### Stated goal
Where the data below has the string "issues", return the whole line.

(begin)

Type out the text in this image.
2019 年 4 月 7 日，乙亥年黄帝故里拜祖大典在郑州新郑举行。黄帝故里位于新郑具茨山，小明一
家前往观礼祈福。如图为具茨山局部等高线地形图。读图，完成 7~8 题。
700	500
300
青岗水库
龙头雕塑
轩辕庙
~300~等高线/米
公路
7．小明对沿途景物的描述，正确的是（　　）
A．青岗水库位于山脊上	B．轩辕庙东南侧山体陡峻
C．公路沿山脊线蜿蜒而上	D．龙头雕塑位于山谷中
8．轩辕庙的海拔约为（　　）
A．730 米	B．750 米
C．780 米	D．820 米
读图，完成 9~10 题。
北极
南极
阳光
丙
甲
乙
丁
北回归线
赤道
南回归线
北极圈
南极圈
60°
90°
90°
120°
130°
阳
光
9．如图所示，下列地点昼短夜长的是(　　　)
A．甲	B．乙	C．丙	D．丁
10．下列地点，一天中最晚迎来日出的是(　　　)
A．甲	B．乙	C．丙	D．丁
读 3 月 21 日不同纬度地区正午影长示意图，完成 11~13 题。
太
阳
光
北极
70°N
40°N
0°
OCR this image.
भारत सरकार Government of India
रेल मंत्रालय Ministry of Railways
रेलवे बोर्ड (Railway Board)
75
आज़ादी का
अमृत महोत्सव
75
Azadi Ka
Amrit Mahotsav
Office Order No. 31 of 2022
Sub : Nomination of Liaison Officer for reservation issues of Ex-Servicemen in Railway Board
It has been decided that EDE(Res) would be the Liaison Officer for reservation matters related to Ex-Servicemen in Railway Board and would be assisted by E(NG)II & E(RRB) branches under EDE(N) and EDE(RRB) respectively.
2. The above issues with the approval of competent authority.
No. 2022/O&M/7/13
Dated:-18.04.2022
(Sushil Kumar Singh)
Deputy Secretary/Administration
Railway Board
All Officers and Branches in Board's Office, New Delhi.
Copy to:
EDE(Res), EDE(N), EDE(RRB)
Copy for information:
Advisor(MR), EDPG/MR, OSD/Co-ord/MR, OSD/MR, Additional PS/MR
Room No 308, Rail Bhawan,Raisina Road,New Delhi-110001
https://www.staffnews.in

(end)
(begin)

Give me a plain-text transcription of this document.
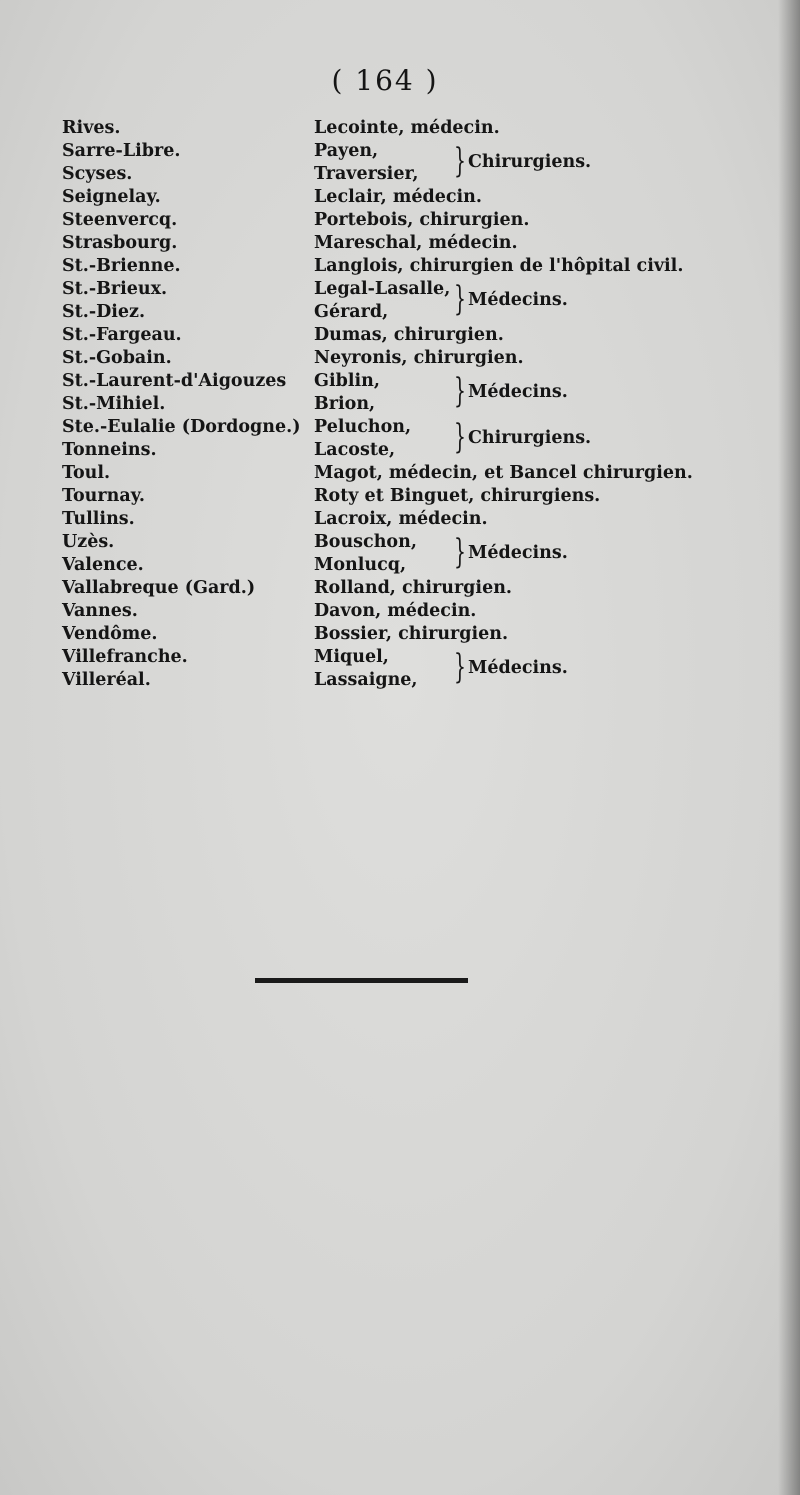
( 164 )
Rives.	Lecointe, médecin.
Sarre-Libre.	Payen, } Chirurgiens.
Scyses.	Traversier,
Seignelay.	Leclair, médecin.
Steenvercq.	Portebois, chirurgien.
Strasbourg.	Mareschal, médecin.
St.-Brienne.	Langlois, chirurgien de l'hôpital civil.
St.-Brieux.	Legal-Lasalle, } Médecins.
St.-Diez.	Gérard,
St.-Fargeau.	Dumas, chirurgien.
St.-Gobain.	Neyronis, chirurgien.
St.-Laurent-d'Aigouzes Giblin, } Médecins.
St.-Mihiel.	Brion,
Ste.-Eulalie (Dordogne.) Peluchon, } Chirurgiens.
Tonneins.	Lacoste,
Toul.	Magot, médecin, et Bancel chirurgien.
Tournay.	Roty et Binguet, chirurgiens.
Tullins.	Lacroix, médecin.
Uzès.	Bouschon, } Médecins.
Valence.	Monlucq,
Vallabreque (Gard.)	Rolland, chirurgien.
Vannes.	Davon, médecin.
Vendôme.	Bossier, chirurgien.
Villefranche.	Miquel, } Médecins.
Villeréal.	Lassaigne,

(end)

### Solution to the exercise
Sub : Nomination of Liaison Officer for reservation issues of Ex-Servicemen in Railway Board
2. The above issues with the approval of competent authority.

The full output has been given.